▶ Vorliegender Text:
# IBH Link S7 ++ MPI / DP Ethernet gateway



## IBHsoftec GmbH (23 Juni 2009)

*IBH Link S7 ++ *





 
Als kostengünstige Alternative zu herkömmlichen PC-SPS-Verbindungen stellt IBHsoftec den_* IBH Link S7 ++ *_zur Kommunikation zwischen PC und S7-200®, S7-300® oder S7-400® vor. Der _*IBH Link S7 ++ *_ist ein kompakter und robuster Ethernet-Konverter zur Verbindung über einen Switch, einen Hub oder auch direkt zum PC mit einer einfachen Netzwerkkarte. Das verwendete Protokoll ist das übliche Standard-TCP/IP. Alle Vorteile von Ethernet kommen so ohne Probleme dem Anwender zugute, wie z.B. der Aufbau von Fernwartungen über Standard-Router oder VPN-Verbindungen (Virtual Private Network). Ebenso ist eine direkte Anbindung an das Internet möglich.​ 
Mit dem _*IBH Link S7 ++ *_ist der Betrieb am PROFIBUS DP mit bis zu 12 MBit/s oder auch an PPI®, sowie MPI® möglich. Der direkte Ethernetanschluss mit einer Übertragungsgeschwindigkeit bis zu 12 MBit/s führt zu einer deutlichen Kostenersparnis, denn ein Einsatz von SimaticNet® ist genauso wenig nötig wie die Verwendung eines CP-Kommunikationsprozessors; weder auf PC- noch auf SPS-Seite.​ 


Über den _*IBH Link S7 ++*_ kann die Steuerung via Ethernet, ähnlich eines CP®, programmiert werden. Alle notwendigen Treiber für die SIMATIC® S7, die_* IBHsoftec S7 SoftSPS*_, STEP®7 von Siemens und _*S7 für Windows®*_ sind bereits im Lieferumfang enthalten. Selbstverständlich arbeitet der _*IBH Link S7 ++*_ mit dem _*IBH OPC Server *_zusammen.

▶ Materialblock:

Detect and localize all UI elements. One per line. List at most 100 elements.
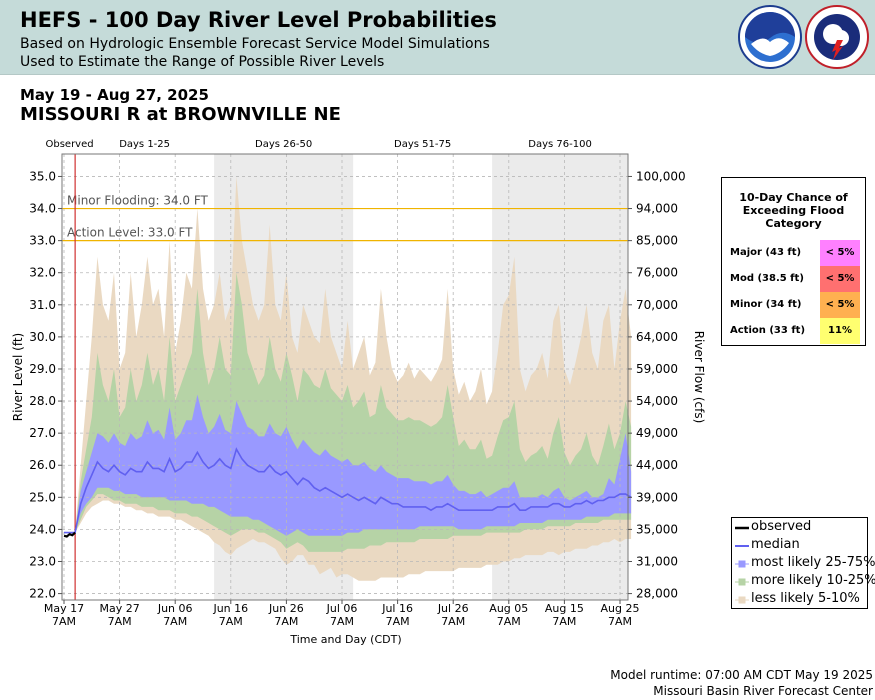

▶ Aufgaben:
1/ Schreiben Sie aus dem Text zum IBH Link S7 ++ den Abschnitt ab, der mit „Über den _*IBH“ beginnt und sich bis „OPC Server *_zusammen.“ erstreckt.
2/ Führen Sie den Text zum IBH Link S7 ++ im Anschluss an seinen letzten Satz weiter.
Das Material stammt aus einer anderen Quelle als der Text.

▶ Lösungen:
1/
Über den _*IBH Link S7 ++*_ kann die Steuerung via Ethernet, ähnlich eines CP®, programmiert werden. Alle notwendigen Treiber für die SIMATIC® S7, die_* IBHsoftec S7 SoftSPS*_, STEP®7 von Siemens und _*S7 für Windows®*_ sind bereits im Lieferumfang enthalten. Selbstverständlich arbeitet der _*IBH Link S7 ++*_ mit dem _*IBH OPC Server *_zusammen.

2/
Standard-HMI-Anwendungen können über RFC1006 mit dem _*IBH Link S7 ++*_ kommunizieren.
Neben den Programmierfunktionen sind für HMI-Anwendungen auch Hochsprachenzugriffe über eine mitgelieferte API auf den _*IBH Link S7 ++*_ möglich. Für Windows Betriebssysteme sind Beispiele in den Sprachen Visual Basic® ,Visual C®, C++®, VB.net®, C#®, Delphi®, Java®, Excel® im Lieferumfang enthalten. Auch für Linux sind Beispiele enthalten.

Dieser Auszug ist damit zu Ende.